(Records contained in a dataset)
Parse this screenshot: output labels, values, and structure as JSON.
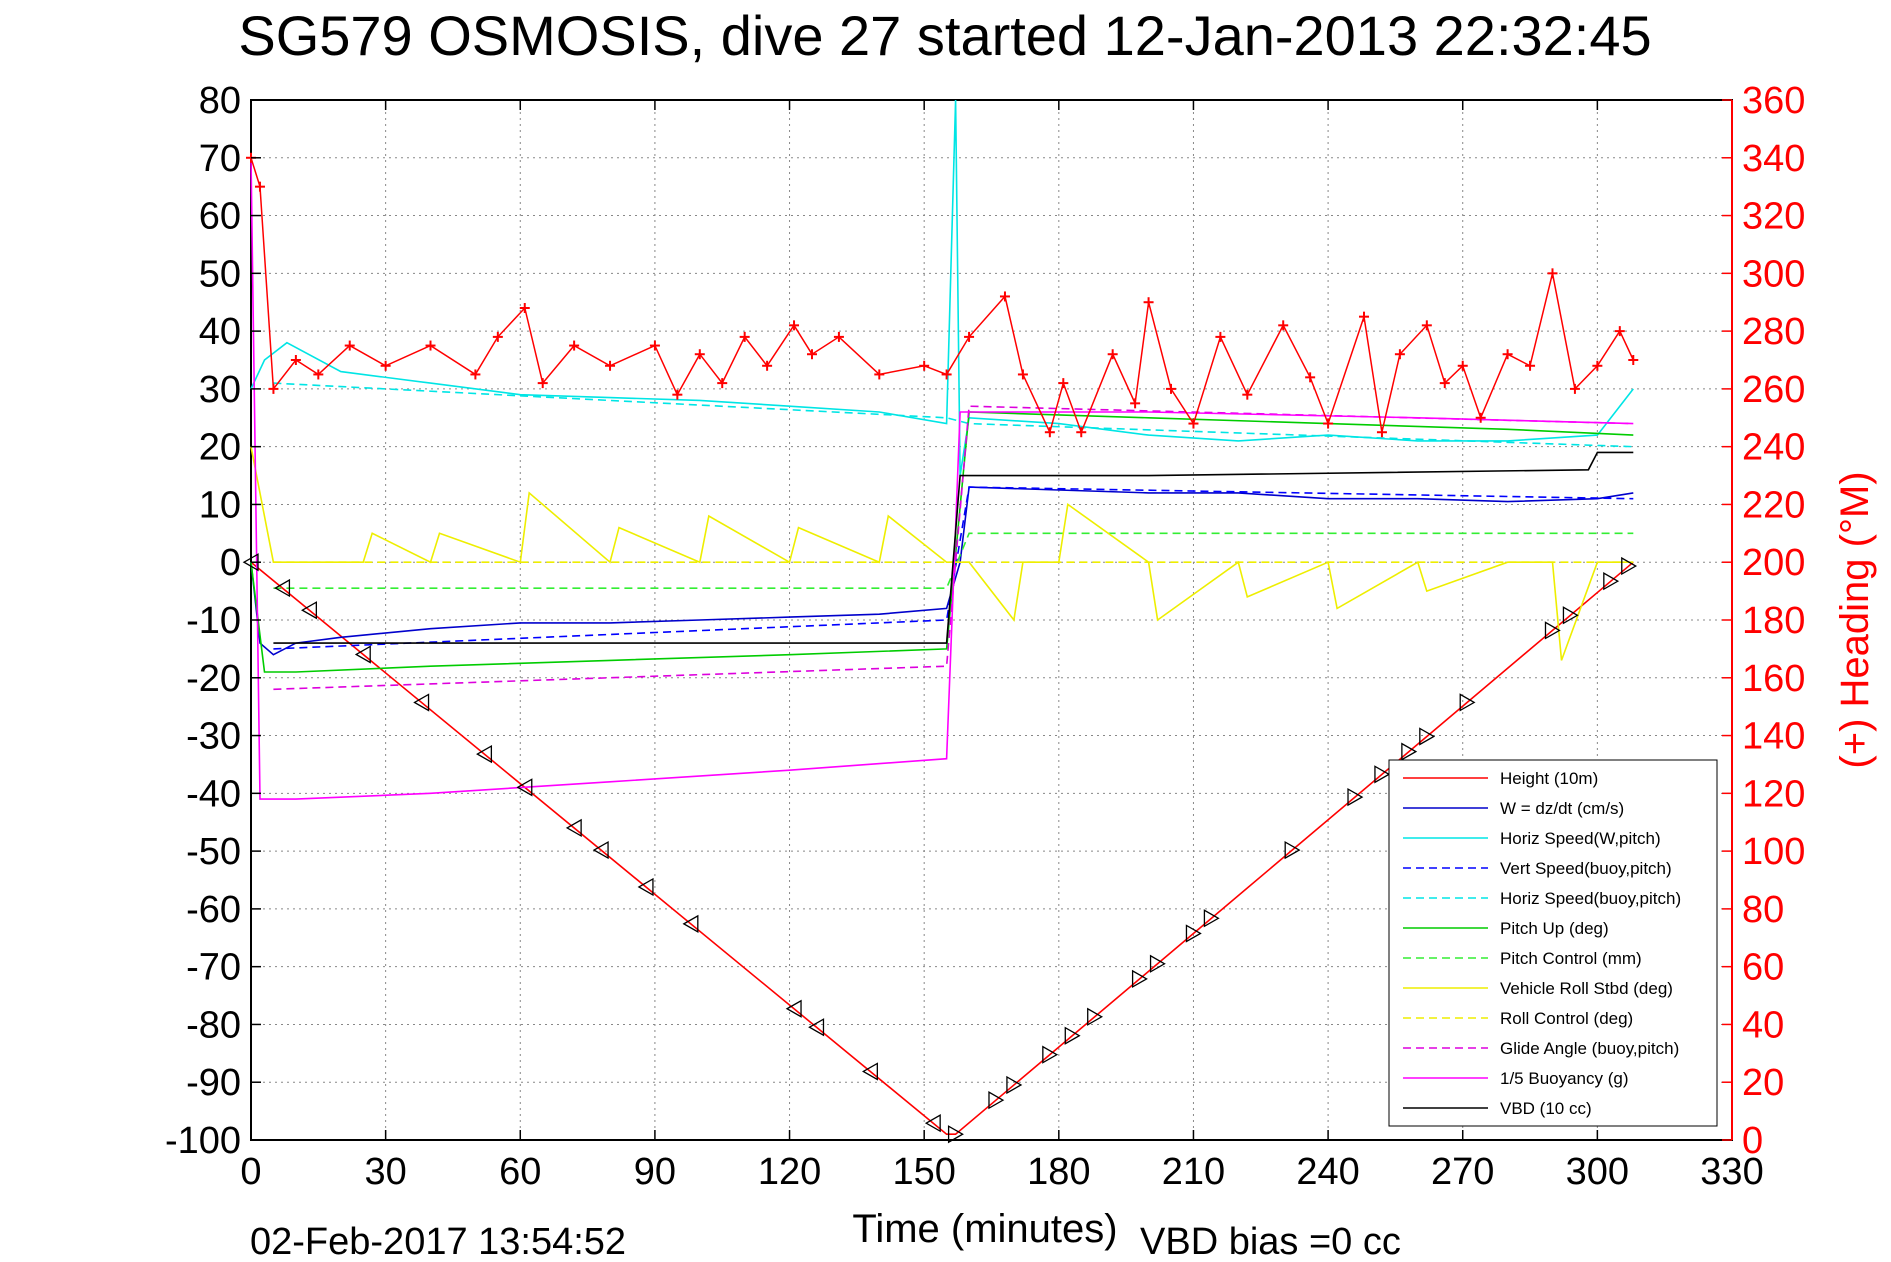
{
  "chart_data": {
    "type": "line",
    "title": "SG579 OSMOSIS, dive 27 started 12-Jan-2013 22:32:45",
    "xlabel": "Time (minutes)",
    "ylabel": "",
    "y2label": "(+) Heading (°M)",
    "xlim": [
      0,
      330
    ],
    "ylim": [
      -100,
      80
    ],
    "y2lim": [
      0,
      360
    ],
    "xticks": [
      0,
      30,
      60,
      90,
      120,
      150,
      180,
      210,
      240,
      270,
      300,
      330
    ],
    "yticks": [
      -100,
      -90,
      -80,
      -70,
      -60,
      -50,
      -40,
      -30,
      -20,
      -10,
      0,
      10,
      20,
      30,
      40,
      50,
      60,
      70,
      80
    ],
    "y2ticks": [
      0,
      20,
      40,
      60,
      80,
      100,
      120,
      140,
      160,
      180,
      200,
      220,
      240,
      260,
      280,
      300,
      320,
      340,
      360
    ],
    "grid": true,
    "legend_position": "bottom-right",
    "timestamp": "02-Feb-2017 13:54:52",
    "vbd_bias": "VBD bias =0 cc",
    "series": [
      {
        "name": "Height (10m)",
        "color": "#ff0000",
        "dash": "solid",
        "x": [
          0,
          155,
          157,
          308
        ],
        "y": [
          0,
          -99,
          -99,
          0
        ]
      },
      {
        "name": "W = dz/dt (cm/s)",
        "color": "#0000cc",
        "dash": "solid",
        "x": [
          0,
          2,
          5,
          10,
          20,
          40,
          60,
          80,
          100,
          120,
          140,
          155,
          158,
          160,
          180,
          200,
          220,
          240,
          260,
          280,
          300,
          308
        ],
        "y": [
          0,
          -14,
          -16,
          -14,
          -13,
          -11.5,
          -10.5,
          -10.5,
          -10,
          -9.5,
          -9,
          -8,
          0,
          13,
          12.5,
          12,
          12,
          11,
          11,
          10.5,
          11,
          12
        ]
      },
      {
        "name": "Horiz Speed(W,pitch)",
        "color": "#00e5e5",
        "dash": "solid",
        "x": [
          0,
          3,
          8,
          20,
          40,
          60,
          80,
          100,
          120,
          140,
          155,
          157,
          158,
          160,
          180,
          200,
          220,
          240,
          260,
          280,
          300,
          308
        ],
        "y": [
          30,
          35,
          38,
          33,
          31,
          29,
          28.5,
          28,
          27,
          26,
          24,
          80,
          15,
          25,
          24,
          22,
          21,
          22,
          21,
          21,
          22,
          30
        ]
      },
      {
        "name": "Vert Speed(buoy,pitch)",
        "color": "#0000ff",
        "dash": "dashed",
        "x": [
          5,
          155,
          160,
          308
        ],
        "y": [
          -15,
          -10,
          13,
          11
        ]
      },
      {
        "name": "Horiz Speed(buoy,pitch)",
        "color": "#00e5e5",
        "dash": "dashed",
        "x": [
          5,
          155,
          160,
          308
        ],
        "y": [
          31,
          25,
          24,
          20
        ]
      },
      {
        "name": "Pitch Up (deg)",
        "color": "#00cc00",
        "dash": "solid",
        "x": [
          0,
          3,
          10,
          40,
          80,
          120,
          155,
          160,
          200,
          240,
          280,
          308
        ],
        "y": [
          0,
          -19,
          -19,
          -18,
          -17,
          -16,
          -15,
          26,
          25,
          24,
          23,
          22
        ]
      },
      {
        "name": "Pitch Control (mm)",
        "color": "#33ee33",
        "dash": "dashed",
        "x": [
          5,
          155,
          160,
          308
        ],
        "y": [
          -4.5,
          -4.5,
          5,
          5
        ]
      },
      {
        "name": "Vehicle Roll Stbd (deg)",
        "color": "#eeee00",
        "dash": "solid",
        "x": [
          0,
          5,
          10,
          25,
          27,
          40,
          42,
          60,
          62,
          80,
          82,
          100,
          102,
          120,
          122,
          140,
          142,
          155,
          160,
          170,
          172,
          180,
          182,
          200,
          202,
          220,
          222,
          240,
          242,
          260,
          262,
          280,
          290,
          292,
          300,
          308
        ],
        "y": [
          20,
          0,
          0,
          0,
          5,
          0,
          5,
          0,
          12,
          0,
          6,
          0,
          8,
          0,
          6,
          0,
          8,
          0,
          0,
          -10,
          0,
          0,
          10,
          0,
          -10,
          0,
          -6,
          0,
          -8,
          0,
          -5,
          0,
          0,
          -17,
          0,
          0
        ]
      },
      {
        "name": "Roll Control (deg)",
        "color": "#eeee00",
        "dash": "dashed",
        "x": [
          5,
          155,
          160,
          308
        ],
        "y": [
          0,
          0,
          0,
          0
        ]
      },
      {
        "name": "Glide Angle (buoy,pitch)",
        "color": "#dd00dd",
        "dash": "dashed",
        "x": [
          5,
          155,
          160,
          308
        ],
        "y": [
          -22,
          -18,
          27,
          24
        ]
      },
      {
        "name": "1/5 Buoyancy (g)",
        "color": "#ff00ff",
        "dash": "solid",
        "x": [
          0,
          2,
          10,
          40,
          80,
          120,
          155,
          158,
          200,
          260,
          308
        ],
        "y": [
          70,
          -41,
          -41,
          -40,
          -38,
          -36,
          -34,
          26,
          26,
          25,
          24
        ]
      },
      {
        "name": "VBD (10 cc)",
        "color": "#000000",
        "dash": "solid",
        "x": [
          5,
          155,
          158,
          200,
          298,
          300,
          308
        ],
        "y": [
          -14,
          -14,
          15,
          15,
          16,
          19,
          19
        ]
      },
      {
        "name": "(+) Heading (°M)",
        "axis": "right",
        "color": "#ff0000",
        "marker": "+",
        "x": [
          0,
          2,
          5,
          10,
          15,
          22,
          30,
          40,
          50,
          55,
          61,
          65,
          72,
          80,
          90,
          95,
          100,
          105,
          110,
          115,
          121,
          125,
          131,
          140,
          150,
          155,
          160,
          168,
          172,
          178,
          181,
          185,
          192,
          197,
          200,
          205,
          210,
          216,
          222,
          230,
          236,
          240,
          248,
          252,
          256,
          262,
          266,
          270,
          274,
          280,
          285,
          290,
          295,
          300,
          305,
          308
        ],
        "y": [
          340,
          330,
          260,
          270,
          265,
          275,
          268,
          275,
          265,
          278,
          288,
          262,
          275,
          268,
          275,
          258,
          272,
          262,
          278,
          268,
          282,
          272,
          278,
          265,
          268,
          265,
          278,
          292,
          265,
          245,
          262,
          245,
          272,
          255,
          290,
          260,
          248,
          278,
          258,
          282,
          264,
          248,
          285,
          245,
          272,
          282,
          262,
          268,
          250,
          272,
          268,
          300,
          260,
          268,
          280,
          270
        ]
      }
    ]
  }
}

▸ Your goal: Quote the entries in full. Any image among them is to be omitted from the copy.

▸ The response:
Parse this screenshot: output labels, values, and structure as JSON.
{
  "chart_data": {
    "type": "line",
    "title": "SG579 OSMOSIS, dive 27 started 12-Jan-2013 22:32:45",
    "xlabel": "Time (minutes)",
    "ylabel": "",
    "y2label": "(+) Heading (°M)",
    "xlim": [
      0,
      330
    ],
    "ylim": [
      -100,
      80
    ],
    "y2lim": [
      0,
      360
    ],
    "xticks": [
      0,
      30,
      60,
      90,
      120,
      150,
      180,
      210,
      240,
      270,
      300,
      330
    ],
    "yticks": [
      -100,
      -90,
      -80,
      -70,
      -60,
      -50,
      -40,
      -30,
      -20,
      -10,
      0,
      10,
      20,
      30,
      40,
      50,
      60,
      70,
      80
    ],
    "y2ticks": [
      0,
      20,
      40,
      60,
      80,
      100,
      120,
      140,
      160,
      180,
      200,
      220,
      240,
      260,
      280,
      300,
      320,
      340,
      360
    ],
    "grid": true,
    "legend_position": "bottom-right",
    "timestamp": "02-Feb-2017 13:54:52",
    "vbd_bias": "VBD bias =0 cc",
    "series": [
      {
        "name": "Height (10m)",
        "color": "#ff0000",
        "dash": "solid",
        "x": [
          0,
          155,
          157,
          308
        ],
        "y": [
          0,
          -99,
          -99,
          0
        ]
      },
      {
        "name": "W = dz/dt (cm/s)",
        "color": "#0000cc",
        "dash": "solid",
        "x": [
          0,
          2,
          5,
          10,
          20,
          40,
          60,
          80,
          100,
          120,
          140,
          155,
          158,
          160,
          180,
          200,
          220,
          240,
          260,
          280,
          300,
          308
        ],
        "y": [
          0,
          -14,
          -16,
          -14,
          -13,
          -11.5,
          -10.5,
          -10.5,
          -10,
          -9.5,
          -9,
          -8,
          0,
          13,
          12.5,
          12,
          12,
          11,
          11,
          10.5,
          11,
          12
        ]
      },
      {
        "name": "Horiz Speed(W,pitch)",
        "color": "#00e5e5",
        "dash": "solid",
        "x": [
          0,
          3,
          8,
          20,
          40,
          60,
          80,
          100,
          120,
          140,
          155,
          157,
          158,
          160,
          180,
          200,
          220,
          240,
          260,
          280,
          300,
          308
        ],
        "y": [
          30,
          35,
          38,
          33,
          31,
          29,
          28.5,
          28,
          27,
          26,
          24,
          80,
          15,
          25,
          24,
          22,
          21,
          22,
          21,
          21,
          22,
          30
        ]
      },
      {
        "name": "Vert Speed(buoy,pitch)",
        "color": "#0000ff",
        "dash": "dashed",
        "x": [
          5,
          155,
          160,
          308
        ],
        "y": [
          -15,
          -10,
          13,
          11
        ]
      },
      {
        "name": "Horiz Speed(buoy,pitch)",
        "color": "#00e5e5",
        "dash": "dashed",
        "x": [
          5,
          155,
          160,
          308
        ],
        "y": [
          31,
          25,
          24,
          20
        ]
      },
      {
        "name": "Pitch Up (deg)",
        "color": "#00cc00",
        "dash": "solid",
        "x": [
          0,
          3,
          10,
          40,
          80,
          120,
          155,
          160,
          200,
          240,
          280,
          308
        ],
        "y": [
          0,
          -19,
          -19,
          -18,
          -17,
          -16,
          -15,
          26,
          25,
          24,
          23,
          22
        ]
      },
      {
        "name": "Pitch Control (mm)",
        "color": "#33ee33",
        "dash": "dashed",
        "x": [
          5,
          155,
          160,
          308
        ],
        "y": [
          -4.5,
          -4.5,
          5,
          5
        ]
      },
      {
        "name": "Vehicle Roll Stbd (deg)",
        "color": "#eeee00",
        "dash": "solid",
        "x": [
          0,
          5,
          10,
          25,
          27,
          40,
          42,
          60,
          62,
          80,
          82,
          100,
          102,
          120,
          122,
          140,
          142,
          155,
          160,
          170,
          172,
          180,
          182,
          200,
          202,
          220,
          222,
          240,
          242,
          260,
          262,
          280,
          290,
          292,
          300,
          308
        ],
        "y": [
          20,
          0,
          0,
          0,
          5,
          0,
          5,
          0,
          12,
          0,
          6,
          0,
          8,
          0,
          6,
          0,
          8,
          0,
          0,
          -10,
          0,
          0,
          10,
          0,
          -10,
          0,
          -6,
          0,
          -8,
          0,
          -5,
          0,
          0,
          -17,
          0,
          0
        ]
      },
      {
        "name": "Roll Control (deg)",
        "color": "#eeee00",
        "dash": "dashed",
        "x": [
          5,
          155,
          160,
          308
        ],
        "y": [
          0,
          0,
          0,
          0
        ]
      },
      {
        "name": "Glide Angle (buoy,pitch)",
        "color": "#dd00dd",
        "dash": "dashed",
        "x": [
          5,
          155,
          160,
          308
        ],
        "y": [
          -22,
          -18,
          27,
          24
        ]
      },
      {
        "name": "1/5 Buoyancy (g)",
        "color": "#ff00ff",
        "dash": "solid",
        "x": [
          0,
          2,
          10,
          40,
          80,
          120,
          155,
          158,
          200,
          260,
          308
        ],
        "y": [
          70,
          -41,
          -41,
          -40,
          -38,
          -36,
          -34,
          26,
          26,
          25,
          24
        ]
      },
      {
        "name": "VBD (10 cc)",
        "color": "#000000",
        "dash": "solid",
        "x": [
          5,
          155,
          158,
          200,
          298,
          300,
          308
        ],
        "y": [
          -14,
          -14,
          15,
          15,
          16,
          19,
          19
        ]
      },
      {
        "name": "(+) Heading (°M)",
        "axis": "right",
        "color": "#ff0000",
        "marker": "+",
        "x": [
          0,
          2,
          5,
          10,
          15,
          22,
          30,
          40,
          50,
          55,
          61,
          65,
          72,
          80,
          90,
          95,
          100,
          105,
          110,
          115,
          121,
          125,
          131,
          140,
          150,
          155,
          160,
          168,
          172,
          178,
          181,
          185,
          192,
          197,
          200,
          205,
          210,
          216,
          222,
          230,
          236,
          240,
          248,
          252,
          256,
          262,
          266,
          270,
          274,
          280,
          285,
          290,
          295,
          300,
          305,
          308
        ],
        "y": [
          340,
          330,
          260,
          270,
          265,
          275,
          268,
          275,
          265,
          278,
          288,
          262,
          275,
          268,
          275,
          258,
          272,
          262,
          278,
          268,
          282,
          272,
          278,
          265,
          268,
          265,
          278,
          292,
          265,
          245,
          262,
          245,
          272,
          255,
          290,
          260,
          248,
          278,
          258,
          282,
          264,
          248,
          285,
          245,
          272,
          282,
          262,
          268,
          250,
          272,
          268,
          300,
          260,
          268,
          280,
          270
        ]
      }
    ]
  }
}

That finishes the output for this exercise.